**Description of the task**
Make an exact copy of all the entries, with the pictures left out.

Figure record listings:
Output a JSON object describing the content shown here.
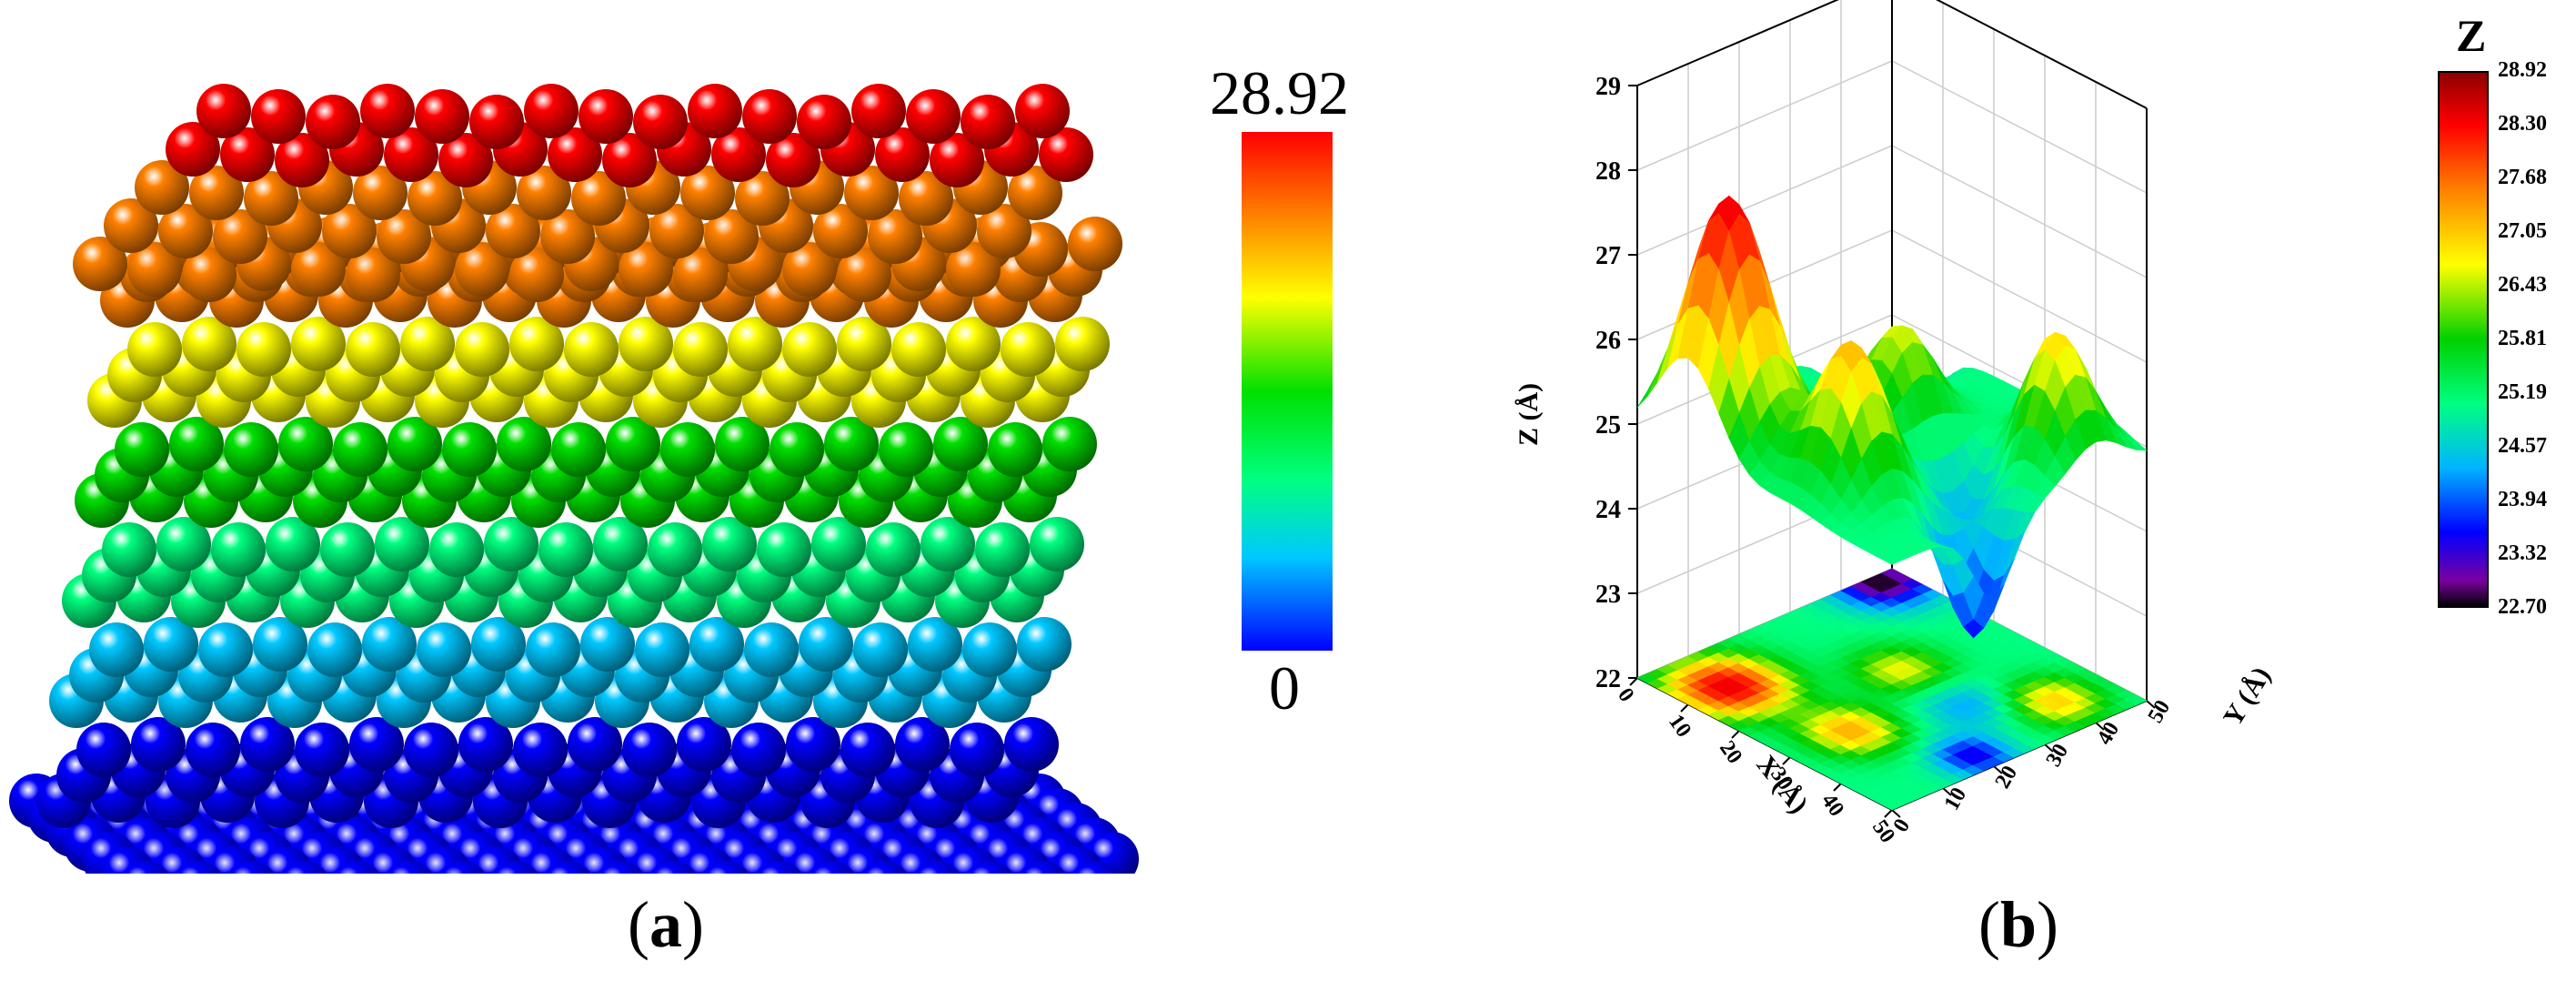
{
  "panel_a": {
    "caption_open": "(",
    "caption_letter": "a",
    "caption_close": ")",
    "colorbar_max_label": "28.92",
    "colorbar_min_label": "0",
    "colormap": [
      "#0000ff",
      "#00c8ff",
      "#00ff80",
      "#00e000",
      "#ffff00",
      "#ff8000",
      "#ff0000"
    ]
  },
  "panel_b": {
    "caption_open": "(",
    "caption_letter": "b",
    "caption_close": ")",
    "z_axis_label": "Z (Å)",
    "x_axis_label": "X (Å)",
    "y_axis_label": "Y (Å)",
    "z_ticks": [
      "22",
      "23",
      "24",
      "25",
      "26",
      "27",
      "28",
      "29"
    ],
    "x_ticks": [
      "0",
      "10",
      "20",
      "30",
      "40",
      "50"
    ],
    "y_ticks": [
      "0",
      "10",
      "20",
      "30",
      "40",
      "50"
    ],
    "colorbar_title": "Z",
    "colorbar_ticks": [
      "28.92",
      "28.30",
      "27.68",
      "27.05",
      "26.43",
      "25.81",
      "25.19",
      "24.57",
      "23.94",
      "23.32",
      "22.70"
    ],
    "colormap": [
      "#000000",
      "#7a00a0",
      "#0000ff",
      "#00b4ff",
      "#00ff80",
      "#00d000",
      "#ffff00",
      "#ff8000",
      "#ff0000",
      "#8b0000"
    ]
  },
  "chart_data": [
    {
      "type": "scatter",
      "title": "",
      "description_marks": "3D atom rendering coloured by height",
      "colorbar": {
        "min": 0,
        "max": 28.92
      }
    },
    {
      "type": "heatmap",
      "title": "",
      "xlabel": "X (Å)",
      "ylabel": "Y (Å)",
      "zlabel": "Z (Å)",
      "x_range": [
        0,
        50
      ],
      "y_range": [
        0,
        50
      ],
      "z_range": [
        22,
        29
      ],
      "colorbar": {
        "title": "Z",
        "min": 22.7,
        "max": 28.92
      },
      "surface_peaks": [
        {
          "x": 12,
          "y": 8,
          "z": 27.8
        },
        {
          "x": 30,
          "y": 12,
          "z": 26.6
        },
        {
          "x": 40,
          "y": 40,
          "z": 26.4
        }
      ],
      "surface_minimum": {
        "x": 0,
        "y": 48,
        "z": 22.7
      }
    }
  ]
}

**Response to the exercise**
Output a JSON object describing the content shown here.
{
  "panel_a": {
    "caption_open": "(",
    "caption_letter": "a",
    "caption_close": ")",
    "colorbar_max_label": "28.92",
    "colorbar_min_label": "0",
    "colormap": [
      "#0000ff",
      "#00c8ff",
      "#00ff80",
      "#00e000",
      "#ffff00",
      "#ff8000",
      "#ff0000"
    ]
  },
  "panel_b": {
    "caption_open": "(",
    "caption_letter": "b",
    "caption_close": ")",
    "z_axis_label": "Z (Å)",
    "x_axis_label": "X (Å)",
    "y_axis_label": "Y (Å)",
    "z_ticks": [
      "22",
      "23",
      "24",
      "25",
      "26",
      "27",
      "28",
      "29"
    ],
    "x_ticks": [
      "0",
      "10",
      "20",
      "30",
      "40",
      "50"
    ],
    "y_ticks": [
      "0",
      "10",
      "20",
      "30",
      "40",
      "50"
    ],
    "colorbar_title": "Z",
    "colorbar_ticks": [
      "28.92",
      "28.30",
      "27.68",
      "27.05",
      "26.43",
      "25.81",
      "25.19",
      "24.57",
      "23.94",
      "23.32",
      "22.70"
    ],
    "colormap": [
      "#000000",
      "#7a00a0",
      "#0000ff",
      "#00b4ff",
      "#00ff80",
      "#00d000",
      "#ffff00",
      "#ff8000",
      "#ff0000",
      "#8b0000"
    ]
  },
  "chart_data": [
    {
      "type": "scatter",
      "title": "",
      "description_marks": "3D atom rendering coloured by height",
      "colorbar": {
        "min": 0,
        "max": 28.92
      }
    },
    {
      "type": "heatmap",
      "title": "",
      "xlabel": "X (Å)",
      "ylabel": "Y (Å)",
      "zlabel": "Z (Å)",
      "x_range": [
        0,
        50
      ],
      "y_range": [
        0,
        50
      ],
      "z_range": [
        22,
        29
      ],
      "colorbar": {
        "title": "Z",
        "min": 22.7,
        "max": 28.92
      },
      "surface_peaks": [
        {
          "x": 12,
          "y": 8,
          "z": 27.8
        },
        {
          "x": 30,
          "y": 12,
          "z": 26.6
        },
        {
          "x": 40,
          "y": 40,
          "z": 26.4
        }
      ],
      "surface_minimum": {
        "x": 0,
        "y": 48,
        "z": 22.7
      }
    }
  ]
}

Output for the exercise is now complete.